- **Given task**
Tally the lines holding "week" and state only that figure.

- **Recorded information**
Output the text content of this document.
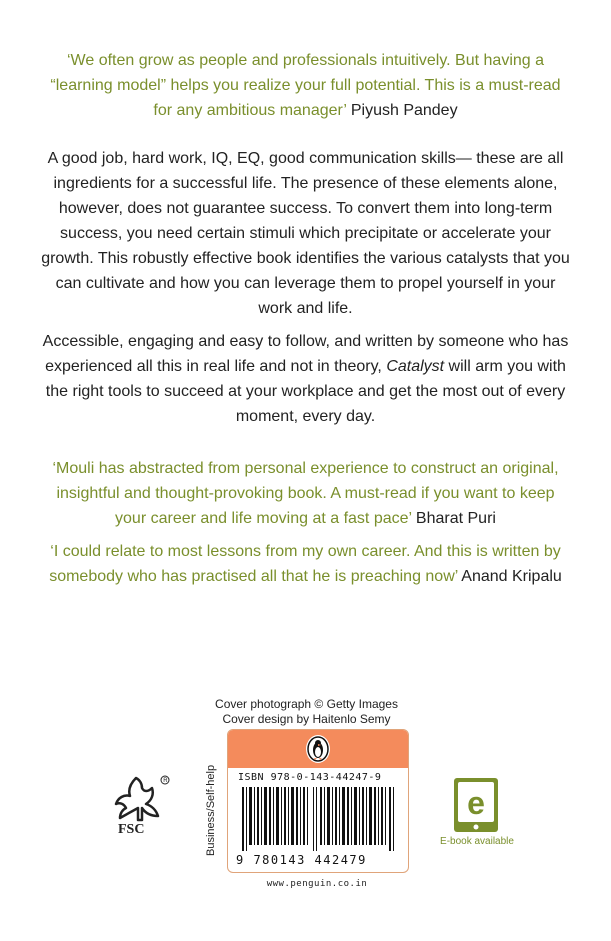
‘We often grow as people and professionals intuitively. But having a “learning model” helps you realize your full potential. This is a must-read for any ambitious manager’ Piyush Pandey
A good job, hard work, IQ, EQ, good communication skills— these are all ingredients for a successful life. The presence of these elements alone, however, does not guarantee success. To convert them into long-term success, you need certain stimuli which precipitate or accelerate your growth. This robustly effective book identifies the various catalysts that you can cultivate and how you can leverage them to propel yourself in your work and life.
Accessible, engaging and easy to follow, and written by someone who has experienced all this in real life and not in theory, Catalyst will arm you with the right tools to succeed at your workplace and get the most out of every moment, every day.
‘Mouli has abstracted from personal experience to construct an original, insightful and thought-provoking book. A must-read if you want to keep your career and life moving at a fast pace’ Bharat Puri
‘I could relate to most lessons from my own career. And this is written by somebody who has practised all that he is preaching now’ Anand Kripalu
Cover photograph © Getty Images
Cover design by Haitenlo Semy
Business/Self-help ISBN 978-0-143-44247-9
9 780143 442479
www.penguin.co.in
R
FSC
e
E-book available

--

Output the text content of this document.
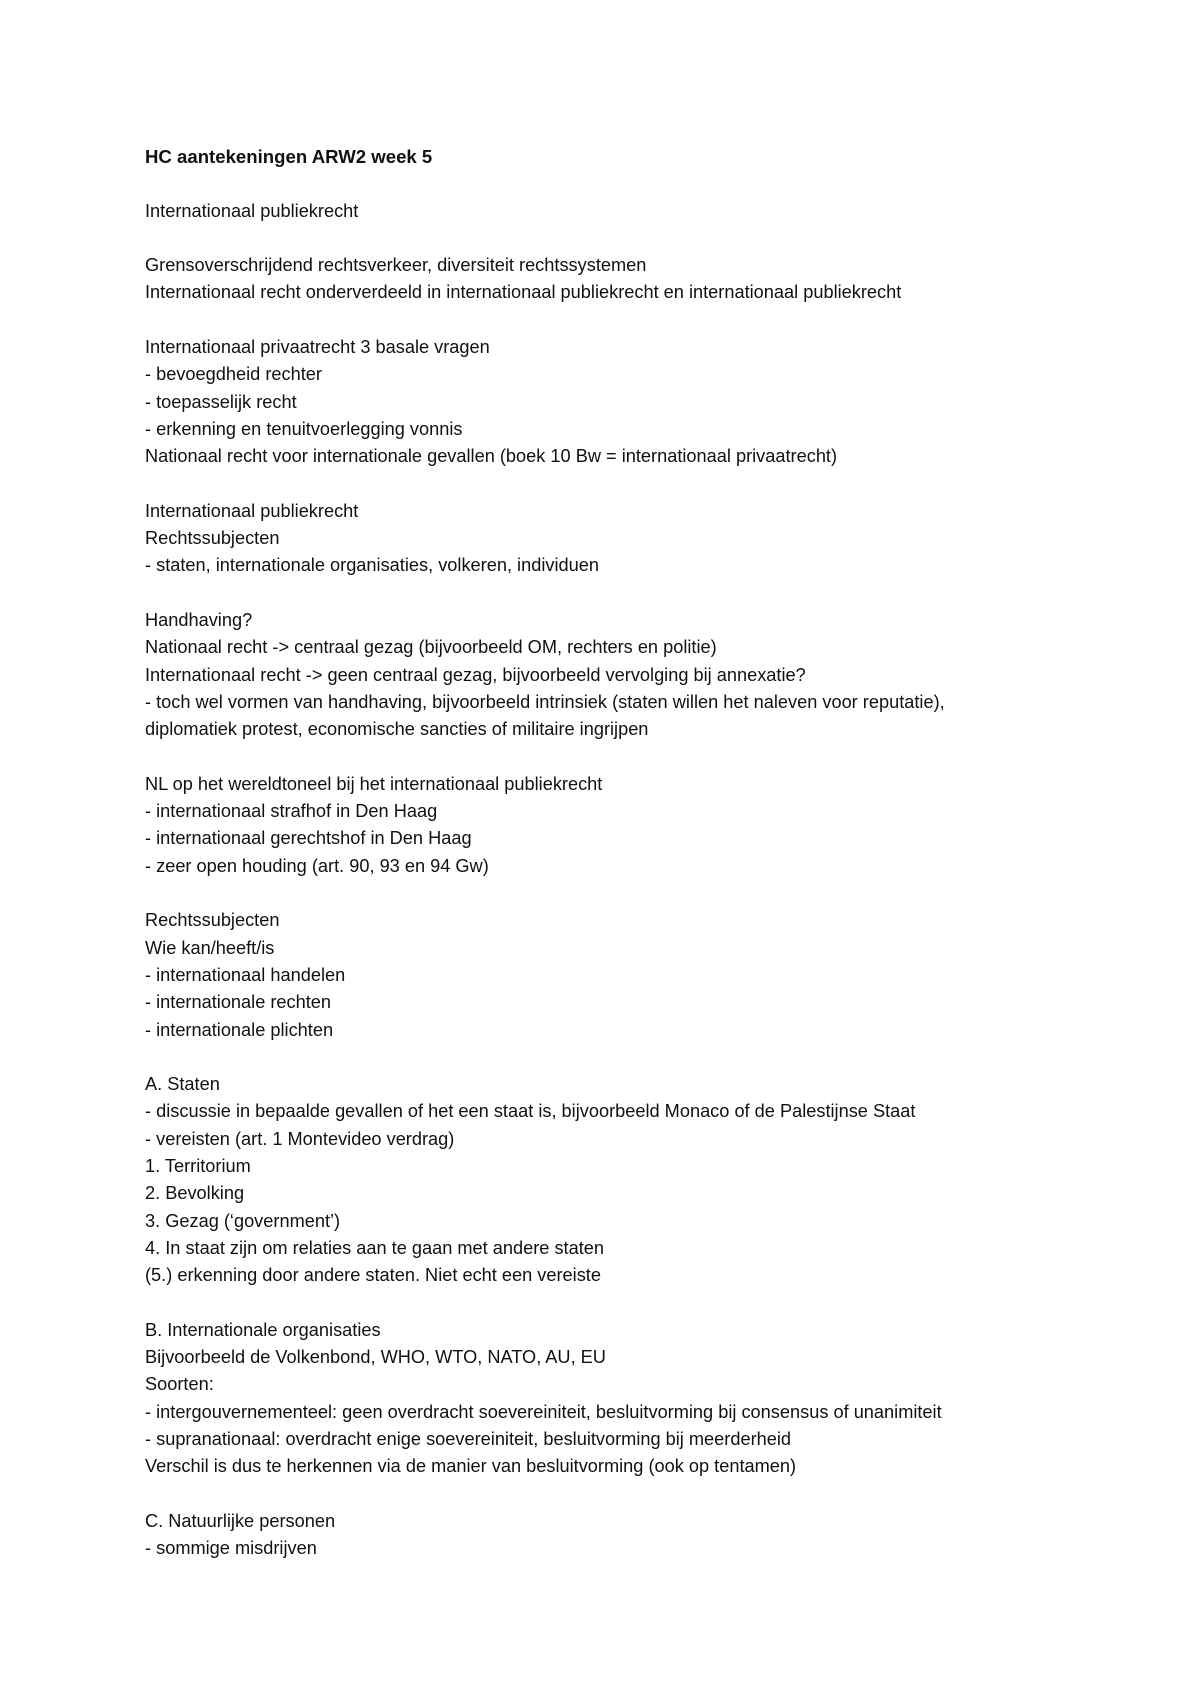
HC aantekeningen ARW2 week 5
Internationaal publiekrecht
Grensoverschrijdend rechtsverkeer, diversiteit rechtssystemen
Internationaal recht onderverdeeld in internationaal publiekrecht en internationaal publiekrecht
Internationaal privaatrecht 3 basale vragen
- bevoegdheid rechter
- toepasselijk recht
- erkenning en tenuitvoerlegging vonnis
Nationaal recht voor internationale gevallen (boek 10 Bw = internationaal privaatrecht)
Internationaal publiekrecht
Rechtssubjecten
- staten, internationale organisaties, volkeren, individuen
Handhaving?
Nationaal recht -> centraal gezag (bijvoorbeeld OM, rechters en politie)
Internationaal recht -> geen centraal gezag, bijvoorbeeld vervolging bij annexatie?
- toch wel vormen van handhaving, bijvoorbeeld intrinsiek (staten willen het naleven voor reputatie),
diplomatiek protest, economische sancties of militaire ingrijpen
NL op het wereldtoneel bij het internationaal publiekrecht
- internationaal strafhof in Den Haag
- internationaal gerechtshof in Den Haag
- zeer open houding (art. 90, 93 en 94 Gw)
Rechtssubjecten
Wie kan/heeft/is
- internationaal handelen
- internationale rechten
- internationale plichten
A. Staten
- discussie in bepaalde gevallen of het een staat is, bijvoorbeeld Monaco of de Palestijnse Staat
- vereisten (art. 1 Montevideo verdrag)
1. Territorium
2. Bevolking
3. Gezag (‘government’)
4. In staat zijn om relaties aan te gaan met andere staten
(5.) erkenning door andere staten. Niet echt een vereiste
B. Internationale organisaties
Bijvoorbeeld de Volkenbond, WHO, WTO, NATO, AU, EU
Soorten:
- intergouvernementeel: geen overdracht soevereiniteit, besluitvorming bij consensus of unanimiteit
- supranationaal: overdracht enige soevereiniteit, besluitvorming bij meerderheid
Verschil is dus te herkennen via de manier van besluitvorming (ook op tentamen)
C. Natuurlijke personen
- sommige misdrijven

--

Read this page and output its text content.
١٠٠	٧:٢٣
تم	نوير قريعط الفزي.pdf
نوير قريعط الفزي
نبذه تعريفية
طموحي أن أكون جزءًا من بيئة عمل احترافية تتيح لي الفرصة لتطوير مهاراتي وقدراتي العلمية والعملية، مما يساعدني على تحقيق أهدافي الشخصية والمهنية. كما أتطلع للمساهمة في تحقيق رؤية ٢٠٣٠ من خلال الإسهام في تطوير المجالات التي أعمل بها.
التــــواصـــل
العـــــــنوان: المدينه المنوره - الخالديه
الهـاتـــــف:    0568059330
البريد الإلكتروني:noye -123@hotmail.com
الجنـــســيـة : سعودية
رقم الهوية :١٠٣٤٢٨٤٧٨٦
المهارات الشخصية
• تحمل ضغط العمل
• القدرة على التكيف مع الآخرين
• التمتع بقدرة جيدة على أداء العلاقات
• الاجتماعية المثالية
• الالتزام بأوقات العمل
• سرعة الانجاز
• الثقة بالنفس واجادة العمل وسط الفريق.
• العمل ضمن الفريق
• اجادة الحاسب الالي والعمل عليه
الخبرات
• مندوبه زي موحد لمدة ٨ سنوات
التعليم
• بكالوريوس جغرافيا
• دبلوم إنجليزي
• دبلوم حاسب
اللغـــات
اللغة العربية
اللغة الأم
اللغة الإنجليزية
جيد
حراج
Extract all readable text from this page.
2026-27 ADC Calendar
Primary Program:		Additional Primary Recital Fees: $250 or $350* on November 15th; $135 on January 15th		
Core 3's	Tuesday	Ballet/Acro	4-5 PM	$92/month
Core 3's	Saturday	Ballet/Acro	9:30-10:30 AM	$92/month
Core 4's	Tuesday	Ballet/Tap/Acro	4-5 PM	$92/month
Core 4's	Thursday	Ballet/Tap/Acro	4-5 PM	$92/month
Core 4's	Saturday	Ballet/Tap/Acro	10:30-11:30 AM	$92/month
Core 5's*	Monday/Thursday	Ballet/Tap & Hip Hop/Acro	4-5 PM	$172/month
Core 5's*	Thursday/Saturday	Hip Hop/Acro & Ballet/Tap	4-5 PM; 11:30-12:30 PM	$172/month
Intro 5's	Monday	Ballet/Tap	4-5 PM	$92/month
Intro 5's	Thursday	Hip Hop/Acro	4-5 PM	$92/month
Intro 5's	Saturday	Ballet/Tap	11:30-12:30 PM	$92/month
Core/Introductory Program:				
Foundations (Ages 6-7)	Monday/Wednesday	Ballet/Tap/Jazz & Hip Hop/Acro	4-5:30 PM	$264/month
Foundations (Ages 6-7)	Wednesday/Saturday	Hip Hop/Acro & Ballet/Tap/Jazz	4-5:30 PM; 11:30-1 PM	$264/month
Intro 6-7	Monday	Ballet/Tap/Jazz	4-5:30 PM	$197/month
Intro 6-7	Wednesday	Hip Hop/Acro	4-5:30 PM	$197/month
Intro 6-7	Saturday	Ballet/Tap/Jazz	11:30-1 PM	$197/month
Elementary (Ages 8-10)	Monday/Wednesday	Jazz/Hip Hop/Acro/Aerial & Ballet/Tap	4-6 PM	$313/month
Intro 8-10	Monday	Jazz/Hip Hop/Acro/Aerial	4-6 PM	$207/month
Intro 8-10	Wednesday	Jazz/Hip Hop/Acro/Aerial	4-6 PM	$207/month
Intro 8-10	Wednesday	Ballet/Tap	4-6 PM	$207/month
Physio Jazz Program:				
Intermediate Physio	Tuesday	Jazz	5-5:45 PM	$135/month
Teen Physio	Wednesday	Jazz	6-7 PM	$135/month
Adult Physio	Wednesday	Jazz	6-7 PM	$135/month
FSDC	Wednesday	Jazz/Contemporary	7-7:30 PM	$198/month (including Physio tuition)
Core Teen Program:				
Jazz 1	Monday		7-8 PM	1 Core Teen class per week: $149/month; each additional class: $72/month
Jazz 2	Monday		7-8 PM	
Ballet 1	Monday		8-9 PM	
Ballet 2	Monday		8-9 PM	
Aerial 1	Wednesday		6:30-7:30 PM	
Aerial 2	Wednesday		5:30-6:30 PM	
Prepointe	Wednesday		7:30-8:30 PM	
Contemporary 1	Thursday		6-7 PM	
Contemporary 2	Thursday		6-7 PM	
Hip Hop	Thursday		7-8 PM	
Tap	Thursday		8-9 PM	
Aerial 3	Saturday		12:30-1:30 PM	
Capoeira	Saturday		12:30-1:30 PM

- **Solved problem**
2